- _What the task requires_
Scan the material and copy every line in which "screenshot" appears.

[start Entries supplied]

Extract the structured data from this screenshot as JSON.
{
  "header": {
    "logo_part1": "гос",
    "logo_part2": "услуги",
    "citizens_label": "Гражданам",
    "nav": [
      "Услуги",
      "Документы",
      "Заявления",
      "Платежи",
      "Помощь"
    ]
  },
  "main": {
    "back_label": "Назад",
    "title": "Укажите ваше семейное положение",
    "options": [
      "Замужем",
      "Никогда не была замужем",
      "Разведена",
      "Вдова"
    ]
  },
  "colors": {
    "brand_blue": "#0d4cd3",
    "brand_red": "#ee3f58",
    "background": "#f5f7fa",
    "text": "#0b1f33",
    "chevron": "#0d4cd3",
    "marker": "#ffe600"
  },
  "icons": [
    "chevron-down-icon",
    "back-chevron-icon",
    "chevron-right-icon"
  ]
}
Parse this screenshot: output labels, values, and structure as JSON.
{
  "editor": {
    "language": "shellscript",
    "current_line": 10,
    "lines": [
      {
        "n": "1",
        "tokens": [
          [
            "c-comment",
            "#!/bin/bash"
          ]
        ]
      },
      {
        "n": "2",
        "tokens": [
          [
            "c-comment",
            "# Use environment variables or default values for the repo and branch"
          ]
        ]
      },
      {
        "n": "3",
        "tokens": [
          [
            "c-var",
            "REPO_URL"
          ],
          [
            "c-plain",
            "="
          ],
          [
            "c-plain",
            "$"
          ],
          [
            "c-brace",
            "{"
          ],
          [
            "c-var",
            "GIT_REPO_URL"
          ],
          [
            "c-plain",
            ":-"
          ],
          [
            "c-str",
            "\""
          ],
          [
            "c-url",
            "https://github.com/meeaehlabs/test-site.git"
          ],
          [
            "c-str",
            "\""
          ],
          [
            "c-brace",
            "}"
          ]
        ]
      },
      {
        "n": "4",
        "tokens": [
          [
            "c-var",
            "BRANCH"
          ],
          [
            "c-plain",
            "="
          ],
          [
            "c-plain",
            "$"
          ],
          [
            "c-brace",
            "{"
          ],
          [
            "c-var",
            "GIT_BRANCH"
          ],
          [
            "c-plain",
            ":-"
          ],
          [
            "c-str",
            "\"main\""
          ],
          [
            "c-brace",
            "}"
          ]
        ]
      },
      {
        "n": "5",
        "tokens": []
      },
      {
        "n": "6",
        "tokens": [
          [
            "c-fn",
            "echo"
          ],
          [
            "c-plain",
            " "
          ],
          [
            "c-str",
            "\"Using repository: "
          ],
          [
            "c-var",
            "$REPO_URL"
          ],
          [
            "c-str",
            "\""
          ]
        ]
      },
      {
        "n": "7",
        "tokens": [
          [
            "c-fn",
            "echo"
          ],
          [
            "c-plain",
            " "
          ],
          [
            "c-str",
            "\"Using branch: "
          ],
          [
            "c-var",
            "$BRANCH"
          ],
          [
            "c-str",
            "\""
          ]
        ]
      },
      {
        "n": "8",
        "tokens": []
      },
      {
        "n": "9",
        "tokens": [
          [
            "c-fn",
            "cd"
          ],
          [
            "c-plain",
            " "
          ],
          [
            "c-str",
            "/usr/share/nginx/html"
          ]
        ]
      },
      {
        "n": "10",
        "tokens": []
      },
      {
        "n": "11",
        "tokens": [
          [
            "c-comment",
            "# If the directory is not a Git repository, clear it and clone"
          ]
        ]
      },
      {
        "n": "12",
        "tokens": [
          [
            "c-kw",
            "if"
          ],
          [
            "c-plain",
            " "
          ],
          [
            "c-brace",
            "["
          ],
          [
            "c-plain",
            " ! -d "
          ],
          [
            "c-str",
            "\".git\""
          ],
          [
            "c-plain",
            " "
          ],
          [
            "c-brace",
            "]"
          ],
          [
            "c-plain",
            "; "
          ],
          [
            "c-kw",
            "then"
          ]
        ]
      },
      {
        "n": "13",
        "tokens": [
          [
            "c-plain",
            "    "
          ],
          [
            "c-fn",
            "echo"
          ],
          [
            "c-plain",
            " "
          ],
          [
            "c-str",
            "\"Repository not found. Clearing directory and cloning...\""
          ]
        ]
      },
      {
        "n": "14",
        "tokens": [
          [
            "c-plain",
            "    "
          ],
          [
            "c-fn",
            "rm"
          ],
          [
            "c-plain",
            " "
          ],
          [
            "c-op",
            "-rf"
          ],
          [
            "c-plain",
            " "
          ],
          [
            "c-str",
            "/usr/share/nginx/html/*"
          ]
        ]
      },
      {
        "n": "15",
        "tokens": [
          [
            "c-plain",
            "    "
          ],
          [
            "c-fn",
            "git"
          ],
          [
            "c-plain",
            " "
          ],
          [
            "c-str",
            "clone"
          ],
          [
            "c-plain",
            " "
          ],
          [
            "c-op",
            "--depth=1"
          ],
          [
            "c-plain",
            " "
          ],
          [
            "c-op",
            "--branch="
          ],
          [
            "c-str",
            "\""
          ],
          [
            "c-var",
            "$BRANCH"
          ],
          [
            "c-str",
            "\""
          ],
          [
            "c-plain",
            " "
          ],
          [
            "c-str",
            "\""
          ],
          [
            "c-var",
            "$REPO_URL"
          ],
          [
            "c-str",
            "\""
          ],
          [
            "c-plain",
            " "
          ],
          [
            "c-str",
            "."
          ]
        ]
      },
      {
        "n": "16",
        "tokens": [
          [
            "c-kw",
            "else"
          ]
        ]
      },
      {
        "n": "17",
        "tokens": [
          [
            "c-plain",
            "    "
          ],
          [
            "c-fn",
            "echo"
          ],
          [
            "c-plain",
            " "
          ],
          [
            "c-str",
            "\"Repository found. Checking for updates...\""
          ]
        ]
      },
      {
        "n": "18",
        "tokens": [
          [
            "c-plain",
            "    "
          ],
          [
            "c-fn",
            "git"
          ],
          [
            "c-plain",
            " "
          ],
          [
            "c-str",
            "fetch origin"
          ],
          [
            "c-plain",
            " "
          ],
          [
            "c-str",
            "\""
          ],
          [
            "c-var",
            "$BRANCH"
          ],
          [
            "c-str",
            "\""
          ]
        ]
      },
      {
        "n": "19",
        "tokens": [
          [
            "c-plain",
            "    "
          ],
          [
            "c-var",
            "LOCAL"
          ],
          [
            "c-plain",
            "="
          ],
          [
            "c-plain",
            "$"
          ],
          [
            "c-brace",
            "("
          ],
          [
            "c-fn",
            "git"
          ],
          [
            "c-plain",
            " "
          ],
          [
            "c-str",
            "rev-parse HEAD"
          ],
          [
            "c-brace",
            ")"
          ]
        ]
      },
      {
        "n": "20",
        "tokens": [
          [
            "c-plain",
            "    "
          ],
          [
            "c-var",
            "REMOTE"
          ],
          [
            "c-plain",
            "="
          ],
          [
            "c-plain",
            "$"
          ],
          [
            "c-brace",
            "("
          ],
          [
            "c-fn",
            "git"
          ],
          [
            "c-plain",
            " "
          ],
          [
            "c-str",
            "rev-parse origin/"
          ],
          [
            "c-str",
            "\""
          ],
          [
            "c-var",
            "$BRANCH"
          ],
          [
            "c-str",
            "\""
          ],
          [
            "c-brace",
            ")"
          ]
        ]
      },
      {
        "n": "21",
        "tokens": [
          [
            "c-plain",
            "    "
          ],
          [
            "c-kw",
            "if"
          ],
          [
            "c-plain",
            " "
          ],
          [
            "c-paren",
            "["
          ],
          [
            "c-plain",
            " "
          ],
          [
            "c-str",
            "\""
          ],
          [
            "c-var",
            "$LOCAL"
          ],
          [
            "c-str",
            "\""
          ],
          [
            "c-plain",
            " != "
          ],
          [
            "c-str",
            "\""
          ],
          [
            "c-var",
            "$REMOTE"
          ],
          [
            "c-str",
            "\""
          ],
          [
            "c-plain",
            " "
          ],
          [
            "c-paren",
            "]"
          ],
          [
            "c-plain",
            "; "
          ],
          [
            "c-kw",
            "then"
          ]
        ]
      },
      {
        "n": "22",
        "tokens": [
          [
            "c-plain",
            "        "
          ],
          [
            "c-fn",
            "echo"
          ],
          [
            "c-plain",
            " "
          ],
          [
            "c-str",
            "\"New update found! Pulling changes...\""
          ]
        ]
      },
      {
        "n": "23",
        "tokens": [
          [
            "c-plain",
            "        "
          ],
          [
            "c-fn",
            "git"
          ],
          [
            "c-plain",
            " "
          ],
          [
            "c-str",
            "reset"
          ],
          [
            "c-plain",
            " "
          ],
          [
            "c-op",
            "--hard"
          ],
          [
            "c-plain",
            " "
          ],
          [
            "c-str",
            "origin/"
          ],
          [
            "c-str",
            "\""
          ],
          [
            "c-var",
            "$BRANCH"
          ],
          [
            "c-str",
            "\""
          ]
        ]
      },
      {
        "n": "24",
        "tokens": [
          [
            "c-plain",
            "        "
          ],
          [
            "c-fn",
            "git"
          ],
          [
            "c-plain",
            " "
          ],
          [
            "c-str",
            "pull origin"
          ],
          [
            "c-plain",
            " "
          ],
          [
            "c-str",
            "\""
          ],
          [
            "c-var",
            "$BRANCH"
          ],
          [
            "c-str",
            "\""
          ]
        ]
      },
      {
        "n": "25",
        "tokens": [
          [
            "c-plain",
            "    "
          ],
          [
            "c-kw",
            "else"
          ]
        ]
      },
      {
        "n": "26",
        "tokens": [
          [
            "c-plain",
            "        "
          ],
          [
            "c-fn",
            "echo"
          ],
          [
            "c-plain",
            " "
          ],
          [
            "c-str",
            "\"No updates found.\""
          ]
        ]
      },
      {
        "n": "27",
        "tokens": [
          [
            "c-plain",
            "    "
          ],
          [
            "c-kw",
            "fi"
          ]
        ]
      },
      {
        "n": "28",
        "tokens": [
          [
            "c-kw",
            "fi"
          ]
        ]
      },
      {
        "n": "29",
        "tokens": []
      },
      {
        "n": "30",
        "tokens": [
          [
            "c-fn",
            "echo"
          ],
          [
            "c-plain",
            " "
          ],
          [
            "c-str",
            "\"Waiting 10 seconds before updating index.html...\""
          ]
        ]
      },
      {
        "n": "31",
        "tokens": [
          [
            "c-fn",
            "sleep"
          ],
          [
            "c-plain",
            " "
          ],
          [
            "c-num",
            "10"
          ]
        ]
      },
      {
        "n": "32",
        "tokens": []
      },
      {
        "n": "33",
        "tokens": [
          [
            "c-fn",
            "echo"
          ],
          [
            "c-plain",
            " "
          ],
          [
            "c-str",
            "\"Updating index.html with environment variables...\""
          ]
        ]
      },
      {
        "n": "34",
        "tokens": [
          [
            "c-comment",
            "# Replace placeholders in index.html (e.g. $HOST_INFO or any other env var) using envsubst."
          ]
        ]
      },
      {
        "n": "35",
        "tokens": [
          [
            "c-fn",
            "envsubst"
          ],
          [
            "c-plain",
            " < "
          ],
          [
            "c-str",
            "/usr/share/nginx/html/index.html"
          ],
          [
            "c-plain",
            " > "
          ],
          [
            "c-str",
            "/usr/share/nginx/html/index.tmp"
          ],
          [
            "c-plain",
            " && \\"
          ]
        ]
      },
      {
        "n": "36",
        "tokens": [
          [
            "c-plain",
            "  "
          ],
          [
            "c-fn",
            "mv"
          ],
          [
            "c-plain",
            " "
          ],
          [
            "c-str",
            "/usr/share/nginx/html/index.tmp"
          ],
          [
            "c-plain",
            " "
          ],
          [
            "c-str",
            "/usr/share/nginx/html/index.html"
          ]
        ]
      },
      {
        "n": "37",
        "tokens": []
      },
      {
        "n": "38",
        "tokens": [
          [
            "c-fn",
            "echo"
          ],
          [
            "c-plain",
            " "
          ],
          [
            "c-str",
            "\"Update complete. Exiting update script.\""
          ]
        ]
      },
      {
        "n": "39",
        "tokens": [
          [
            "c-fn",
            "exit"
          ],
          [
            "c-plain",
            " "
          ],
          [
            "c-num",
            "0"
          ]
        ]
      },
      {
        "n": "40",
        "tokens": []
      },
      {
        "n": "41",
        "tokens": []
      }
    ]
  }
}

[end Entries supplied]

- _Finished answer_
Extract the structured data from this screenshot as JSON.
Parse this screenshot: output labels, values, and structure as JSON.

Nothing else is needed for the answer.